— Data to process —

***

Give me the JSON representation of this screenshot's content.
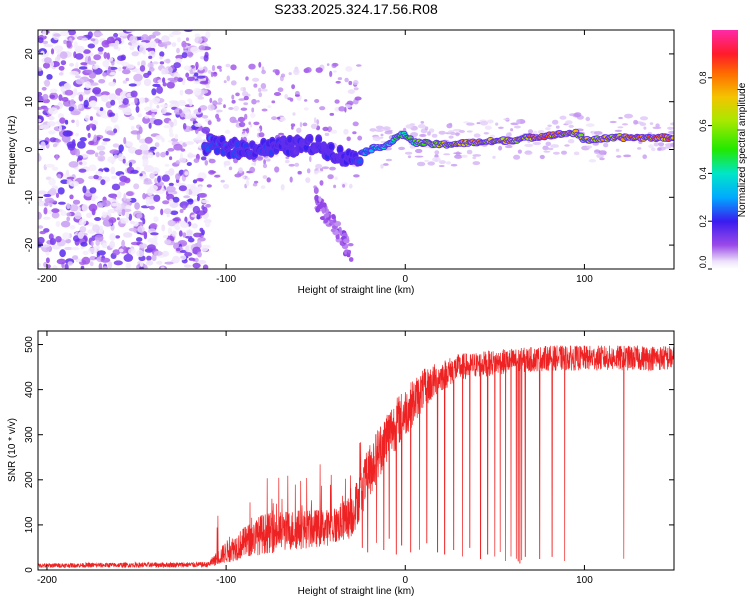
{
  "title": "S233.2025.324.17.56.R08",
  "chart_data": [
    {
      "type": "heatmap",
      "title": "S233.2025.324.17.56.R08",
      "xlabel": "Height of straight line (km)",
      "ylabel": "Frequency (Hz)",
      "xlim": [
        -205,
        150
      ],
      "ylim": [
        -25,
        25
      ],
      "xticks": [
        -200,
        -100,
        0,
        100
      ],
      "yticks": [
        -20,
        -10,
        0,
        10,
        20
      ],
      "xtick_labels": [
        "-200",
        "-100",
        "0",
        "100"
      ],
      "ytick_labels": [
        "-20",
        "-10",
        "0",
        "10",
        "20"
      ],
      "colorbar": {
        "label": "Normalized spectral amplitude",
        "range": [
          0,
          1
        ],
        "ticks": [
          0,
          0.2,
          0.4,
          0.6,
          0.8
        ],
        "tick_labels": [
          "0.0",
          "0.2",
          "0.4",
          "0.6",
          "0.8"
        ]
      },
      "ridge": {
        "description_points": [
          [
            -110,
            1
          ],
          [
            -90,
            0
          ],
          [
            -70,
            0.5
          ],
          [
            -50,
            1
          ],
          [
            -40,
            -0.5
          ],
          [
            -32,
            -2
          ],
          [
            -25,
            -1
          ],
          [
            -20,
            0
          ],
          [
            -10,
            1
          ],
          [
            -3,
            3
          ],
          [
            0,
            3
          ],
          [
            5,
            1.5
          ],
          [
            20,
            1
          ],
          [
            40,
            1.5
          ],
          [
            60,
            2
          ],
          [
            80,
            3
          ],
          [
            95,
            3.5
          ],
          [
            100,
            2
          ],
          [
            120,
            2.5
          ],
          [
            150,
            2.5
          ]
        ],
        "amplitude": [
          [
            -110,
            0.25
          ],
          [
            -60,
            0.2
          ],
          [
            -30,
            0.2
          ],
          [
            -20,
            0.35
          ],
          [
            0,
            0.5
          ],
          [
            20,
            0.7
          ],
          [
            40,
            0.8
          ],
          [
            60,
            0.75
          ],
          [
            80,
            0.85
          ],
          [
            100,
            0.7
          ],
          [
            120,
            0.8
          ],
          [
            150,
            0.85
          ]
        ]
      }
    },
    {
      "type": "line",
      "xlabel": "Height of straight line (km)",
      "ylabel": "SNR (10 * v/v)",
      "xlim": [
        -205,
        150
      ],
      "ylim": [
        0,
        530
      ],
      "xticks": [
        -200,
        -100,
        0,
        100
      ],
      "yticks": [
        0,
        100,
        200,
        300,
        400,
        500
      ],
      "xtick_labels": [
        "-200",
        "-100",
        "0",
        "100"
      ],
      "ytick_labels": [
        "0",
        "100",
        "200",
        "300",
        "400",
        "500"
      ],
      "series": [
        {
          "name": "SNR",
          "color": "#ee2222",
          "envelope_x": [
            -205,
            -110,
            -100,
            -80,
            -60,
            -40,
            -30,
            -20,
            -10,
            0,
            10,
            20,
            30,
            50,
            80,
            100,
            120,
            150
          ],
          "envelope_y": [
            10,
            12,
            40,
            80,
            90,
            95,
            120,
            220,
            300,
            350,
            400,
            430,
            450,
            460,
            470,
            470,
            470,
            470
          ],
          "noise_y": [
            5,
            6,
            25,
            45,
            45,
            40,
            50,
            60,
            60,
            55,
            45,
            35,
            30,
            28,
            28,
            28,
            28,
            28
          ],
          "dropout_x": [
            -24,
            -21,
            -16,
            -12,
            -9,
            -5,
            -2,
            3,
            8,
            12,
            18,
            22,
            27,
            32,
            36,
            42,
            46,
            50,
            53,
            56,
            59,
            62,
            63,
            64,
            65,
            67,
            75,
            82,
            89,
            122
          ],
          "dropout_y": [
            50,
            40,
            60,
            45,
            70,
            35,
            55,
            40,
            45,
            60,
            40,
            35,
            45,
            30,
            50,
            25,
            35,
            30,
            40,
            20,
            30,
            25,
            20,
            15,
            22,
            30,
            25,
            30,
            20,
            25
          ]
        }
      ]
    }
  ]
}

***

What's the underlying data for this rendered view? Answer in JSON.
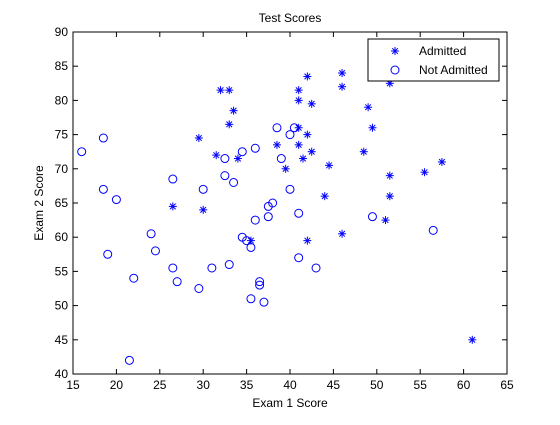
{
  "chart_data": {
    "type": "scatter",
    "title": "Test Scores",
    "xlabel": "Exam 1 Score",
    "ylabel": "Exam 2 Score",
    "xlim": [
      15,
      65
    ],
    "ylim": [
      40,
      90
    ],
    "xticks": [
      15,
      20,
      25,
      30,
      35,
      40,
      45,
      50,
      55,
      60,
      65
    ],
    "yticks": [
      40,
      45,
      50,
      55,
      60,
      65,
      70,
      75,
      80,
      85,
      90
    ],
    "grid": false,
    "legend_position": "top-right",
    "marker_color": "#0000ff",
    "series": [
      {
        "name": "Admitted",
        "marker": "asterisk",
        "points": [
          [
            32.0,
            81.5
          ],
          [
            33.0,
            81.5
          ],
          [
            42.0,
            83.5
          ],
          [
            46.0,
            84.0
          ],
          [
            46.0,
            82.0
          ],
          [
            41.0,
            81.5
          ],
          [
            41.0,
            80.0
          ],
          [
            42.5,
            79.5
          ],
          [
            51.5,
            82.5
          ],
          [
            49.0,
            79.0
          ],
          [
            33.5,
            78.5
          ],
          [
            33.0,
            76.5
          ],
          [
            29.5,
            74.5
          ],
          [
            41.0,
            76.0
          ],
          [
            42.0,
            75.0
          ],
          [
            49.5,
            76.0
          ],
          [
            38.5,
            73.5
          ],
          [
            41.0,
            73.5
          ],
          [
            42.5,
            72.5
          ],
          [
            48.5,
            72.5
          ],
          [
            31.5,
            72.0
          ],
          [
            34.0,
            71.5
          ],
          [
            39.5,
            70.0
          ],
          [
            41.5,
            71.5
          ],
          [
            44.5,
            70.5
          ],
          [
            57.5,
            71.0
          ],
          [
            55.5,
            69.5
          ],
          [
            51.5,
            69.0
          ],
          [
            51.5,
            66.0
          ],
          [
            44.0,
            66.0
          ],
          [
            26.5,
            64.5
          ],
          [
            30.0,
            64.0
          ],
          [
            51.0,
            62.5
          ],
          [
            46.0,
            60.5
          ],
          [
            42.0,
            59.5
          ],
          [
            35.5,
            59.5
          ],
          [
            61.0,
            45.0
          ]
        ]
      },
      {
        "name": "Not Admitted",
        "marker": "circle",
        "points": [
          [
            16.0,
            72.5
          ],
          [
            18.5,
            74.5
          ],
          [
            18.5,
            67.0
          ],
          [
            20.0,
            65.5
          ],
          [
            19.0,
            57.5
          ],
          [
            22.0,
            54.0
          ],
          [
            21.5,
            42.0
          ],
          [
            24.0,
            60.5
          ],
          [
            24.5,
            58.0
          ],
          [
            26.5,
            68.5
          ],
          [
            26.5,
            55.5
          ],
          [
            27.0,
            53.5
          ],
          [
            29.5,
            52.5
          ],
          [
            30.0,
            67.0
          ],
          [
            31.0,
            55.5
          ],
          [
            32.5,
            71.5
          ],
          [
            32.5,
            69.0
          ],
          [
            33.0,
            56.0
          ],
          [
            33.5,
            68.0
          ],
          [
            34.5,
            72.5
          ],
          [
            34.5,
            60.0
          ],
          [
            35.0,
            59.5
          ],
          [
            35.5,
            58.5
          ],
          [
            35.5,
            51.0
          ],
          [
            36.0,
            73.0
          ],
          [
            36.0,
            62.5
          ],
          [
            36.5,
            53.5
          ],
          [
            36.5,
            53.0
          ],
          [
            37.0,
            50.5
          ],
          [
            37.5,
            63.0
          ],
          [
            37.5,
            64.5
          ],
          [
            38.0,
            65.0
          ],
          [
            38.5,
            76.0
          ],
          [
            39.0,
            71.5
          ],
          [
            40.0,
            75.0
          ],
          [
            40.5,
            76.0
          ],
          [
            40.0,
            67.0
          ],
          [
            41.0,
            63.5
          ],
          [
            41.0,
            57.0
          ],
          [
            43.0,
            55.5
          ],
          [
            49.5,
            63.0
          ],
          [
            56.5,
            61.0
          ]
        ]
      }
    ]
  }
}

***

— Exercise prompt —
Collect each line of the entries that has the word "ylabel", copying it in full.

— Response for this exercise —
      "ylabel": "Frequency (Hz)",
      "ylabel": "SNR (10 * v/v)",
    "ylabel": "Exam 2 Score",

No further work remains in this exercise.